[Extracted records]

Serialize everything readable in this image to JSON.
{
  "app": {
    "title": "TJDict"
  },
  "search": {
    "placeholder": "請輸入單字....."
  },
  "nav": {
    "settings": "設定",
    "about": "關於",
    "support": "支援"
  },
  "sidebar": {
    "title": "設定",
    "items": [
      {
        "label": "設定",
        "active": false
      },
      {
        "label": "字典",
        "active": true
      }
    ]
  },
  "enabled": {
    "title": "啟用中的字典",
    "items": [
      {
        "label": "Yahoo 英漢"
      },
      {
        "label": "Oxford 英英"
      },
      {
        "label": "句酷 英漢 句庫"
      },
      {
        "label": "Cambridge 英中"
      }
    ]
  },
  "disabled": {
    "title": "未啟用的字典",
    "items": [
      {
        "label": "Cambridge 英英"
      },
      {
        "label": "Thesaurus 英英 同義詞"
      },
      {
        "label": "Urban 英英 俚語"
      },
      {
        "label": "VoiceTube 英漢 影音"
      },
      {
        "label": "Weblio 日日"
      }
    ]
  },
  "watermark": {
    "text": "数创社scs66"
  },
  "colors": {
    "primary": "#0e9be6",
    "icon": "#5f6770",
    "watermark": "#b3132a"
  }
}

Required task: Transcribe the entire listing above precisely.

Solution to this problem:
Serialize everything readable in this image to JSON.
{
  "app": {
    "title": "TJDict"
  },
  "search": {
    "placeholder": "請輸入單字....."
  },
  "nav": {
    "settings": "設定",
    "about": "關於",
    "support": "支援"
  },
  "sidebar": {
    "title": "設定",
    "items": [
      {
        "label": "設定",
        "active": false
      },
      {
        "label": "字典",
        "active": true
      }
    ]
  },
  "enabled": {
    "title": "啟用中的字典",
    "items": [
      {
        "label": "Yahoo 英漢"
      },
      {
        "label": "Oxford 英英"
      },
      {
        "label": "句酷 英漢 句庫"
      },
      {
        "label": "Cambridge 英中"
      }
    ]
  },
  "disabled": {
    "title": "未啟用的字典",
    "items": [
      {
        "label": "Cambridge 英英"
      },
      {
        "label": "Thesaurus 英英 同義詞"
      },
      {
        "label": "Urban 英英 俚語"
      },
      {
        "label": "VoiceTube 英漢 影音"
      },
      {
        "label": "Weblio 日日"
      }
    ]
  },
  "watermark": {
    "text": "数创社scs66"
  },
  "colors": {
    "primary": "#0e9be6",
    "icon": "#5f6770",
    "watermark": "#b3132a"
  }
}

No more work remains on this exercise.